▸ **What you will do**
Make an exact copy of the lines below.

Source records
==================================================

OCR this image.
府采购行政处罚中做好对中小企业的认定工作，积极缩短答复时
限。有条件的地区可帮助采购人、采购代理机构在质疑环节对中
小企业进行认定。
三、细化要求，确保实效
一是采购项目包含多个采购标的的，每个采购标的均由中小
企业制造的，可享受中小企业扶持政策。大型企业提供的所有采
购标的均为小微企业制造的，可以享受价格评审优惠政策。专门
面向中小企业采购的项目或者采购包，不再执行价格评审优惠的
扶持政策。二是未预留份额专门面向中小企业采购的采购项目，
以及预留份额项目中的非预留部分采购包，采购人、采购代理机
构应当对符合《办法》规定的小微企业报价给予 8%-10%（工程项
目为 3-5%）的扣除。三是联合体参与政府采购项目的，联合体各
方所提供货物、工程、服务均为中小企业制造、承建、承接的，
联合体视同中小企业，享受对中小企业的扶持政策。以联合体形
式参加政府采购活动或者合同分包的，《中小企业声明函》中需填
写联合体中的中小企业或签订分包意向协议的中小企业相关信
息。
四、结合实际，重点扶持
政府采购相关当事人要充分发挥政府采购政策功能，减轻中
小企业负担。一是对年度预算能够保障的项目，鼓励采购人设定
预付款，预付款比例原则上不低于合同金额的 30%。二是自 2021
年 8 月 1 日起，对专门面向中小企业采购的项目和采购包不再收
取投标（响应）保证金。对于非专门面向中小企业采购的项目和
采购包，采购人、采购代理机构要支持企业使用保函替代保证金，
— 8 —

==================================================

▸ **Complete response**
OCR this image.
府采购行政处罚中做好对中小企业的认定工作，积极缩短答复时
限。有条件的地区可帮助采购人、采购代理机构在质疑环节对中
小企业进行认定。
三、细化要求，确保实效
一是采购项目包含多个采购标的的，每个采购标的均由中小
企业制造的，可享受中小企业扶持政策。大型企业提供的所有采
购标的均为小微企业制造的，可以享受价格评审优惠政策。专门
面向中小企业采购的项目或者采购包，不再执行价格评审优惠的
扶持政策。二是未预留份额专门面向中小企业采购的采购项目，
以及预留份额项目中的非预留部分采购包，采购人、采购代理机
构应当对符合《办法》规定的小微企业报价给予 8%-10%（工程项
目为 3-5%）的扣除。三是联合体参与政府采购项目的，联合体各
方所提供货物、工程、服务均为中小企业制造、承建、承接的，
联合体视同中小企业，享受对中小企业的扶持政策。以联合体形
式参加政府采购活动或者合同分包的，《中小企业声明函》中需填
写联合体中的中小企业或签订分包意向协议的中小企业相关信
息。
四、结合实际，重点扶持
政府采购相关当事人要充分发挥政府采购政策功能，减轻中
小企业负担。一是对年度预算能够保障的项目，鼓励采购人设定
预付款，预付款比例原则上不低于合同金额的 30%。二是自 2021
年 8 月 1 日起，对专门面向中小企业采购的项目和采购包不再收
取投标（响应）保证金。对于非专门面向中小企业采购的项目和
采购包，采购人、采购代理机构要支持企业使用保函替代保证金，
— 8 —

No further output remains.